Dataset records
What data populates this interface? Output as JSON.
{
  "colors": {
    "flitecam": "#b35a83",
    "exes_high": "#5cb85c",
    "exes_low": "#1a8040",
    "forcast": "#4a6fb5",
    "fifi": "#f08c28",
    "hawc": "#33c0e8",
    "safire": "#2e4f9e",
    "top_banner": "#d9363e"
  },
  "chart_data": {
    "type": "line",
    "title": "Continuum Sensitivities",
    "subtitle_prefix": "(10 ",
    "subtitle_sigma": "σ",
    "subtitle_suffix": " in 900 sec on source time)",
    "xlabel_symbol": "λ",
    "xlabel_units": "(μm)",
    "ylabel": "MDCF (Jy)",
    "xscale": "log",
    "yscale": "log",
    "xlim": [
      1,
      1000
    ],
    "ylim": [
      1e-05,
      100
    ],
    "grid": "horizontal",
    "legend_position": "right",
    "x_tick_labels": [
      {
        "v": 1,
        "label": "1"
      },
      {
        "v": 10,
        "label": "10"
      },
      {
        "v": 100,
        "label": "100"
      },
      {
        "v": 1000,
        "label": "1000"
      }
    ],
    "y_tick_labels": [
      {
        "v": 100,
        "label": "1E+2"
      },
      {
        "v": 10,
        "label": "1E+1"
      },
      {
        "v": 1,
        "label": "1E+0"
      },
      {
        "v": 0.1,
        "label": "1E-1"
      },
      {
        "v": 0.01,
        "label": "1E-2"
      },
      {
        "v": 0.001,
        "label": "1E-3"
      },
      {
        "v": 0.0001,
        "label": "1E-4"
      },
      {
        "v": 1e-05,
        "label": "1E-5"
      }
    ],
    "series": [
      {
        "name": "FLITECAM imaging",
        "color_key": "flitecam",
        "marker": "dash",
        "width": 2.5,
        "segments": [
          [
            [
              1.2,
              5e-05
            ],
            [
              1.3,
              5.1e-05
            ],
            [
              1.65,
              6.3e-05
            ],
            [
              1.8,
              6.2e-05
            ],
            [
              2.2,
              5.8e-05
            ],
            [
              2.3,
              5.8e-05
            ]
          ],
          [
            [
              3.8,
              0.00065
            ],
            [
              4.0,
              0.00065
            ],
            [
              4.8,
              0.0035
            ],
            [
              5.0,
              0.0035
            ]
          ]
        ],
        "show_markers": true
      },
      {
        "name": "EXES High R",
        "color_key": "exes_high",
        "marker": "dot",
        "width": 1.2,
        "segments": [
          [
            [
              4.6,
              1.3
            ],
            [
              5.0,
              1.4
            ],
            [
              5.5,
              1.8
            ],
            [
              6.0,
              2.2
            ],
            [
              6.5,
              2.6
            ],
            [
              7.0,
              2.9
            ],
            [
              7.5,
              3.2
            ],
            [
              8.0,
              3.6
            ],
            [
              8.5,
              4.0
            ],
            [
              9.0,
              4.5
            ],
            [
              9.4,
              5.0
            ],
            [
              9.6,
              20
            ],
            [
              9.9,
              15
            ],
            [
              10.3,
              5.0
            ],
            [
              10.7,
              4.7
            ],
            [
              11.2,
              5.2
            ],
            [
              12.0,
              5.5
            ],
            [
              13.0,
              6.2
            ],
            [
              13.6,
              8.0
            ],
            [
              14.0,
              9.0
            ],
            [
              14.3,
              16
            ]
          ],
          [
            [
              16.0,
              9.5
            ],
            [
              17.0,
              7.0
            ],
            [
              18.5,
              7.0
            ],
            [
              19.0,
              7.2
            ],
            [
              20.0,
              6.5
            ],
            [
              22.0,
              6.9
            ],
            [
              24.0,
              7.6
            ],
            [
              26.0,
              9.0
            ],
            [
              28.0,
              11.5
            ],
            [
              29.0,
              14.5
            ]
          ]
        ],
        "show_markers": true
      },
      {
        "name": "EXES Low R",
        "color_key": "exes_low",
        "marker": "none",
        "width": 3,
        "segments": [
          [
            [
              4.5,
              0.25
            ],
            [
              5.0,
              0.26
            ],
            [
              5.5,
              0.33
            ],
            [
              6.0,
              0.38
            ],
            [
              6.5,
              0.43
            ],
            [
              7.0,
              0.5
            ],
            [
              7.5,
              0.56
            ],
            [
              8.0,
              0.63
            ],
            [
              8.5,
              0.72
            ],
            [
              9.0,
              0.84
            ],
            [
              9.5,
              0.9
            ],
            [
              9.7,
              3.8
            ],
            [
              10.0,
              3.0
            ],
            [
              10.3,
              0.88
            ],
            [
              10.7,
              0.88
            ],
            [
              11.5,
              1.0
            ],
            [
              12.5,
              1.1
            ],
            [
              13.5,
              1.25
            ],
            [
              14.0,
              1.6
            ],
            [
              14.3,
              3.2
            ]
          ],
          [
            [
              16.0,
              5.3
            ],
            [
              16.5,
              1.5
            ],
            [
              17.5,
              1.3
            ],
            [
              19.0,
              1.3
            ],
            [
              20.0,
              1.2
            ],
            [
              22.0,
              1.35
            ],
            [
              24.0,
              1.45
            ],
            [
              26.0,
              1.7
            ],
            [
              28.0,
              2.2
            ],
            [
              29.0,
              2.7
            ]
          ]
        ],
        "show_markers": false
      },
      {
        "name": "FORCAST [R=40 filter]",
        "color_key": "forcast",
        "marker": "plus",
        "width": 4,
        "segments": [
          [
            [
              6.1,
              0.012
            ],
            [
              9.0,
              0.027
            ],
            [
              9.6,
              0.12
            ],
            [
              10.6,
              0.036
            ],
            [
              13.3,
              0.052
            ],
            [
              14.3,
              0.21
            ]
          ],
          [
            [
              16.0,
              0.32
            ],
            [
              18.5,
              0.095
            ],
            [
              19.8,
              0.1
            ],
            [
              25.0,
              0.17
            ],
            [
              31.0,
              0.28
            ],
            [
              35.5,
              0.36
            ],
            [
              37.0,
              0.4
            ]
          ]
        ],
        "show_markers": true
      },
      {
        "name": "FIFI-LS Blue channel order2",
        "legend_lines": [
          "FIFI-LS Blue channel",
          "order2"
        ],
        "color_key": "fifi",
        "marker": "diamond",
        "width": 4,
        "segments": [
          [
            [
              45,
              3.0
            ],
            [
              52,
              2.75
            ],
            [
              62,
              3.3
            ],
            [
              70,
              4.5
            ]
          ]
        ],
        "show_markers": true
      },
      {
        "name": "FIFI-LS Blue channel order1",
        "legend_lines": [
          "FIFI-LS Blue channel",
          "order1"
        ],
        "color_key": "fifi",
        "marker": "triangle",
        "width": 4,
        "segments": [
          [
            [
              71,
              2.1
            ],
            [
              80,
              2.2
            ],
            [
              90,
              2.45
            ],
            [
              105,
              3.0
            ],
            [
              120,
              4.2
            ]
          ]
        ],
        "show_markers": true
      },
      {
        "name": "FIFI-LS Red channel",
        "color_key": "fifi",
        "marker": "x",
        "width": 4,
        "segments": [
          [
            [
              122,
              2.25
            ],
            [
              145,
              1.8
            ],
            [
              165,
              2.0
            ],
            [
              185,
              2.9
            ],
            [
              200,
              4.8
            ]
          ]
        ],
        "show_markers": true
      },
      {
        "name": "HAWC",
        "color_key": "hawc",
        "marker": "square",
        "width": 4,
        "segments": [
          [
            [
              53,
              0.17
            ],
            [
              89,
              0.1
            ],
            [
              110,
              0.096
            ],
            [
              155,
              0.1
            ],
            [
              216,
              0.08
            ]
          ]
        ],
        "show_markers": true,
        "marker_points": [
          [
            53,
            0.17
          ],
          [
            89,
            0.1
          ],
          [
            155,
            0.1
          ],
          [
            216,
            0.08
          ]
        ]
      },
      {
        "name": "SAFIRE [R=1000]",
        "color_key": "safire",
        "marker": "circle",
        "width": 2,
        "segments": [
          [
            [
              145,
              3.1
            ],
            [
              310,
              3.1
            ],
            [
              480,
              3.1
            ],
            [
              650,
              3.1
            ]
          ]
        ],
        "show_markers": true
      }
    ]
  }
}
--
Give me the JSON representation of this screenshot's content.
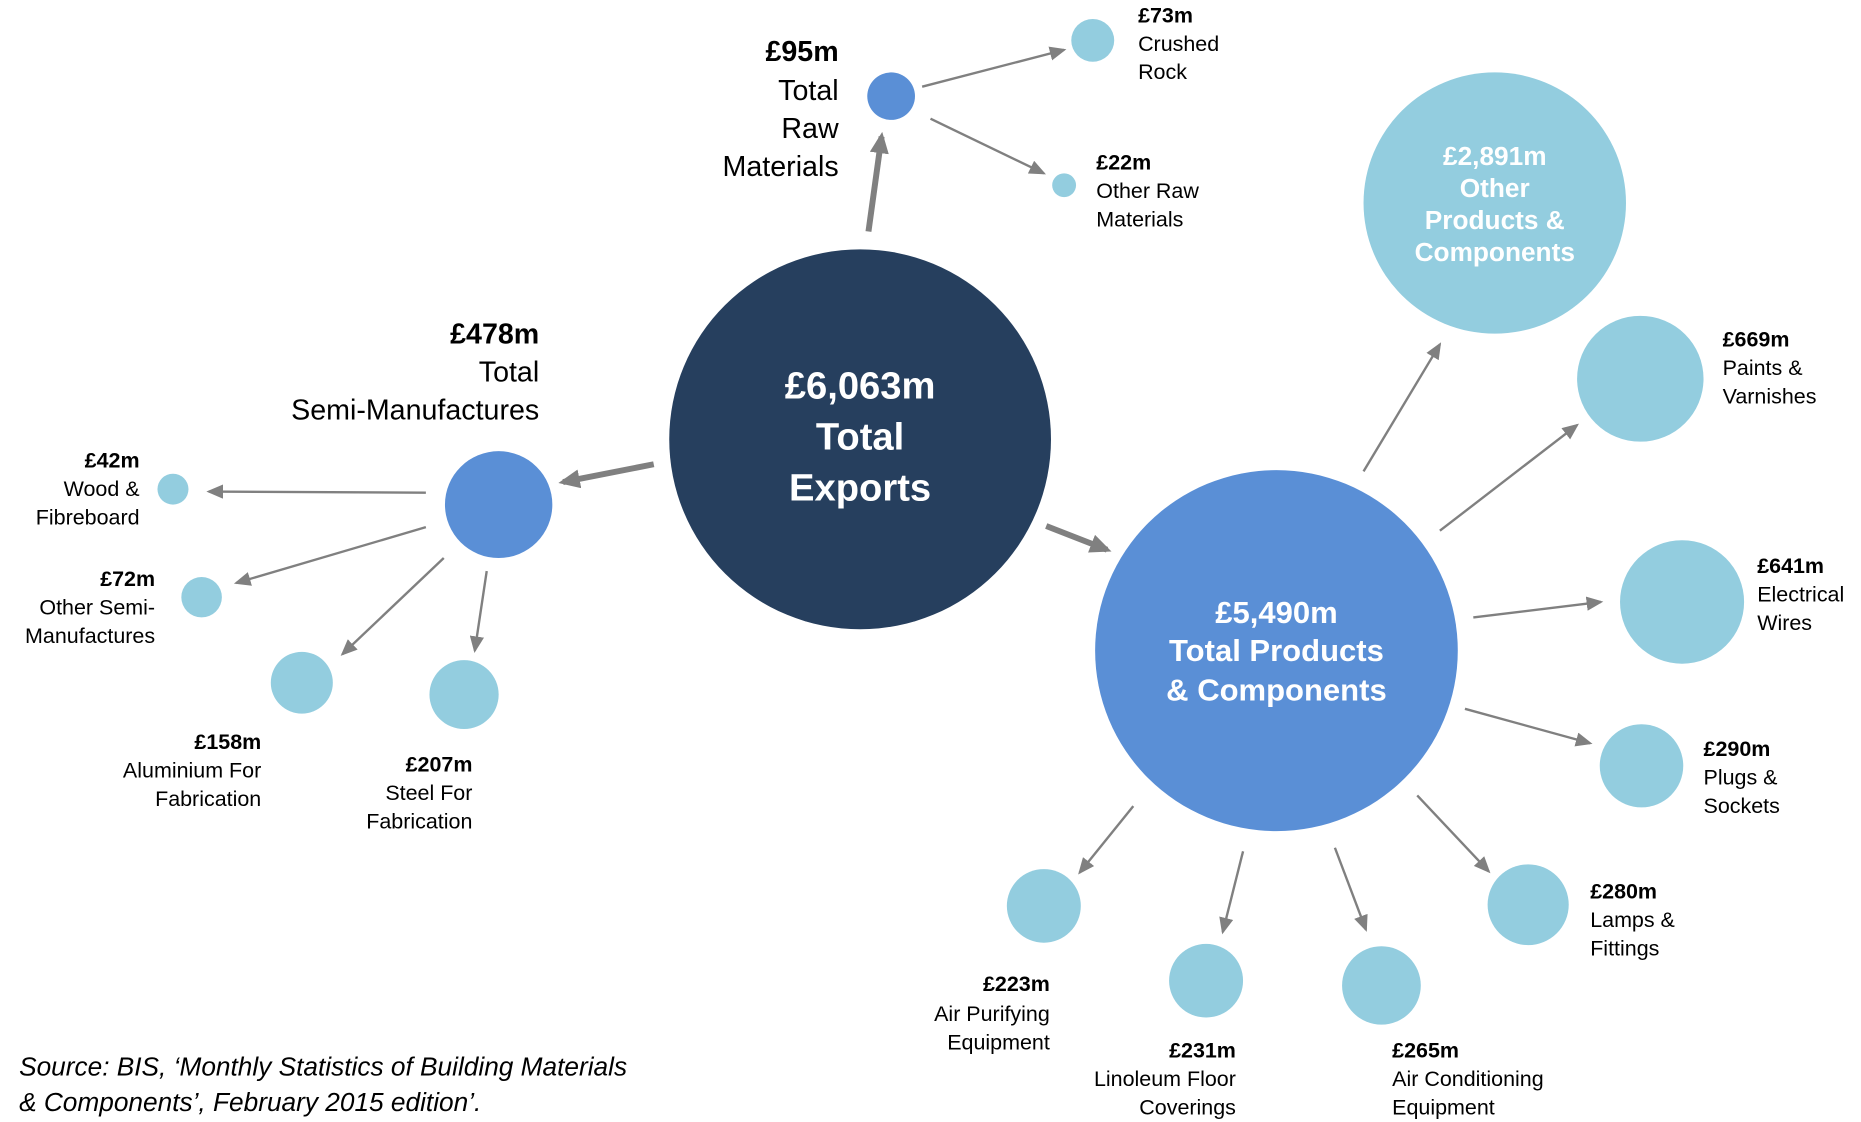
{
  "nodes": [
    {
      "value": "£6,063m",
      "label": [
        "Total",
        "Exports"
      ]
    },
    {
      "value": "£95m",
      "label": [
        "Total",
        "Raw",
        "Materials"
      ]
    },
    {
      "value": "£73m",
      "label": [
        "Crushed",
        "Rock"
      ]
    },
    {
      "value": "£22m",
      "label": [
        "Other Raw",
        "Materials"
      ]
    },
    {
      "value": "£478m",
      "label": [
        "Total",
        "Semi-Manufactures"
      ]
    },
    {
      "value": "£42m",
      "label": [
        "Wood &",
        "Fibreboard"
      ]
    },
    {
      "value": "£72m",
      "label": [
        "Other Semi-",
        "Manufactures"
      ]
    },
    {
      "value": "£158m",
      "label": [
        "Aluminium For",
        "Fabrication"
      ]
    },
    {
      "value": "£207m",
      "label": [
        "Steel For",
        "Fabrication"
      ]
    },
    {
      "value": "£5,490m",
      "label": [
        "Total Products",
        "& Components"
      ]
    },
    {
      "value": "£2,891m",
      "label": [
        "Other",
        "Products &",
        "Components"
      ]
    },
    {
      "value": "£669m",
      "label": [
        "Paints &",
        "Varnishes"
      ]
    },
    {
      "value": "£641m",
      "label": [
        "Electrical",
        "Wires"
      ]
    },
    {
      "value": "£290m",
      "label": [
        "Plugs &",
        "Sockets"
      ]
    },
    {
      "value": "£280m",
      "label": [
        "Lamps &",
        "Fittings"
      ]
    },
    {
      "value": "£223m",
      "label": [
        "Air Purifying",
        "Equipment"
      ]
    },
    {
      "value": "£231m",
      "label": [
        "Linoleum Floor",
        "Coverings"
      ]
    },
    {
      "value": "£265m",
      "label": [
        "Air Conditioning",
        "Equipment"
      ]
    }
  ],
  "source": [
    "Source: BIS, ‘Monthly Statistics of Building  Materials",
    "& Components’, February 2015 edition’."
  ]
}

## Your objective
Point out every line holding the string "Components" and copy it.

## Finished task
        "& Components"
        "Components"
    "& Components’, February 2015 edition’."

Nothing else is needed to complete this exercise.